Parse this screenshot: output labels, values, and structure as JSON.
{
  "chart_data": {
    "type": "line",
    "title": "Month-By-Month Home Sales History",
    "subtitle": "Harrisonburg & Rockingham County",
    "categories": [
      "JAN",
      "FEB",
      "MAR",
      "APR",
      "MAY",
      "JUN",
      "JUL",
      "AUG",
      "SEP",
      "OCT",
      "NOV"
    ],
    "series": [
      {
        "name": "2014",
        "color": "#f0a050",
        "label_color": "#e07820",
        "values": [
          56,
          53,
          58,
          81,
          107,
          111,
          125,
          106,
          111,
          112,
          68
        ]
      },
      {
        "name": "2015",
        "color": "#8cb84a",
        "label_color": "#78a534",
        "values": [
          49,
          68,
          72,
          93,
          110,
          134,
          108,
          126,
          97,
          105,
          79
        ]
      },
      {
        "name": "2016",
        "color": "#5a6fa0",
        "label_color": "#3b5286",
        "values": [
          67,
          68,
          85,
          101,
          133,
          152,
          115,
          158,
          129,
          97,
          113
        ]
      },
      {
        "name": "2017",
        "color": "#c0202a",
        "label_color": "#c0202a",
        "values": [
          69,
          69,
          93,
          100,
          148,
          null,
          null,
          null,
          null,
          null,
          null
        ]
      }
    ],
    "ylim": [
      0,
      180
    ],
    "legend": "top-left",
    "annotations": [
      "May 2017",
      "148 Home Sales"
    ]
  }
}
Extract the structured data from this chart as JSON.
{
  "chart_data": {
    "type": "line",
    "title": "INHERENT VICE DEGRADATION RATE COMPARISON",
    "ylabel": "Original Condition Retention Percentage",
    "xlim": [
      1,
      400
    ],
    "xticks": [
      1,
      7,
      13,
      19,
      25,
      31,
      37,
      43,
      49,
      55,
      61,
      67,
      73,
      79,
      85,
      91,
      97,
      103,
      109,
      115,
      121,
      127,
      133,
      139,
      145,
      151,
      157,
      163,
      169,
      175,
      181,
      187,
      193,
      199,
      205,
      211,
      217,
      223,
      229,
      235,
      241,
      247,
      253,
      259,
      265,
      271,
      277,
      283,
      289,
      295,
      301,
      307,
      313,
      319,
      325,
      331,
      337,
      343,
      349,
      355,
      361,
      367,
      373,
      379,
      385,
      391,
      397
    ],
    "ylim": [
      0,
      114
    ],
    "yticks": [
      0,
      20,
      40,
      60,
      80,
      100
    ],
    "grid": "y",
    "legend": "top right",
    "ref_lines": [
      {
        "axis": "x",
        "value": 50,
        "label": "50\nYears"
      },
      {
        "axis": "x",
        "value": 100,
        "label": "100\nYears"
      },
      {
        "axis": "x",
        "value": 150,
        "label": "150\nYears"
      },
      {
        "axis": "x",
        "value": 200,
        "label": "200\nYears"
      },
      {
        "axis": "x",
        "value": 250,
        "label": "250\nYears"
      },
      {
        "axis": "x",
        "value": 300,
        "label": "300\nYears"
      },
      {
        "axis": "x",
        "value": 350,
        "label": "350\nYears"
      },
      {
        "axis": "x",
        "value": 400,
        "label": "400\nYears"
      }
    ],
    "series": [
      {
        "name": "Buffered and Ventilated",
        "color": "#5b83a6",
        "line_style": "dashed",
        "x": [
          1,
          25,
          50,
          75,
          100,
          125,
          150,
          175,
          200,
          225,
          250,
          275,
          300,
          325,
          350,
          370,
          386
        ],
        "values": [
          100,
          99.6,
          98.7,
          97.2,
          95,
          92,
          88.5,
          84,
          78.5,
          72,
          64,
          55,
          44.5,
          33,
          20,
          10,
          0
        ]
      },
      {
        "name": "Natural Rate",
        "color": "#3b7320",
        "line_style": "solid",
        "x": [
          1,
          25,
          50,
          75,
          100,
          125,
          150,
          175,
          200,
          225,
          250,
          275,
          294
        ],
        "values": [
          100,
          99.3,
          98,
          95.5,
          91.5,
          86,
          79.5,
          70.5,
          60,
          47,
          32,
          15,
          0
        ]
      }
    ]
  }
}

Exercise prompt —
The records above should all be quoted exactly, please.

Response —
Parse this screenshot: output labels, values, and structure as JSON.
{
  "chart_data": {
    "type": "line",
    "title": "Month-By-Month Home Sales History",
    "subtitle": "Harrisonburg & Rockingham County",
    "categories": [
      "JAN",
      "FEB",
      "MAR",
      "APR",
      "MAY",
      "JUN",
      "JUL",
      "AUG",
      "SEP",
      "OCT",
      "NOV"
    ],
    "series": [
      {
        "name": "2014",
        "color": "#f0a050",
        "label_color": "#e07820",
        "values": [
          56,
          53,
          58,
          81,
          107,
          111,
          125,
          106,
          111,
          112,
          68
        ]
      },
      {
        "name": "2015",
        "color": "#8cb84a",
        "label_color": "#78a534",
        "values": [
          49,
          68,
          72,
          93,
          110,
          134,
          108,
          126,
          97,
          105,
          79
        ]
      },
      {
        "name": "2016",
        "color": "#5a6fa0",
        "label_color": "#3b5286",
        "values": [
          67,
          68,
          85,
          101,
          133,
          152,
          115,
          158,
          129,
          97,
          113
        ]
      },
      {
        "name": "2017",
        "color": "#c0202a",
        "label_color": "#c0202a",
        "values": [
          69,
          69,
          93,
          100,
          148,
          null,
          null,
          null,
          null,
          null,
          null
        ]
      }
    ],
    "ylim": [
      0,
      180
    ],
    "legend": "top-left",
    "annotations": [
      "May 2017",
      "148 Home Sales"
    ]
  }
}
Extract the structured data from this chart as JSON.
{
  "chart_data": {
    "type": "line",
    "title": "INHERENT VICE DEGRADATION RATE COMPARISON",
    "ylabel": "Original Condition Retention Percentage",
    "xlim": [
      1,
      400
    ],
    "xticks": [
      1,
      7,
      13,
      19,
      25,
      31,
      37,
      43,
      49,
      55,
      61,
      67,
      73,
      79,
      85,
      91,
      97,
      103,
      109,
      115,
      121,
      127,
      133,
      139,
      145,
      151,
      157,
      163,
      169,
      175,
      181,
      187,
      193,
      199,
      205,
      211,
      217,
      223,
      229,
      235,
      241,
      247,
      253,
      259,
      265,
      271,
      277,
      283,
      289,
      295,
      301,
      307,
      313,
      319,
      325,
      331,
      337,
      343,
      349,
      355,
      361,
      367,
      373,
      379,
      385,
      391,
      397
    ],
    "ylim": [
      0,
      114
    ],
    "yticks": [
      0,
      20,
      40,
      60,
      80,
      100
    ],
    "grid": "y",
    "legend": "top right",
    "ref_lines": [
      {
        "axis": "x",
        "value": 50,
        "label": "50\nYears"
      },
      {
        "axis": "x",
        "value": 100,
        "label": "100\nYears"
      },
      {
        "axis": "x",
        "value": 150,
        "label": "150\nYears"
      },
      {
        "axis": "x",
        "value": 200,
        "label": "200\nYears"
      },
      {
        "axis": "x",
        "value": 250,
        "label": "250\nYears"
      },
      {
        "axis": "x",
        "value": 300,
        "label": "300\nYears"
      },
      {
        "axis": "x",
        "value": 350,
        "label": "350\nYears"
      },
      {
        "axis": "x",
        "value": 400,
        "label": "400\nYears"
      }
    ],
    "series": [
      {
        "name": "Buffered and Ventilated",
        "color": "#5b83a6",
        "line_style": "dashed",
        "x": [
          1,
          25,
          50,
          75,
          100,
          125,
          150,
          175,
          200,
          225,
          250,
          275,
          300,
          325,
          350,
          370,
          386
        ],
        "values": [
          100,
          99.6,
          98.7,
          97.2,
          95,
          92,
          88.5,
          84,
          78.5,
          72,
          64,
          55,
          44.5,
          33,
          20,
          10,
          0
        ]
      },
      {
        "name": "Natural Rate",
        "color": "#3b7320",
        "line_style": "solid",
        "x": [
          1,
          25,
          50,
          75,
          100,
          125,
          150,
          175,
          200,
          225,
          250,
          275,
          294
        ],
        "values": [
          100,
          99.3,
          98,
          95.5,
          91.5,
          86,
          79.5,
          70.5,
          60,
          47,
          32,
          15,
          0
        ]
      }
    ]
  }
}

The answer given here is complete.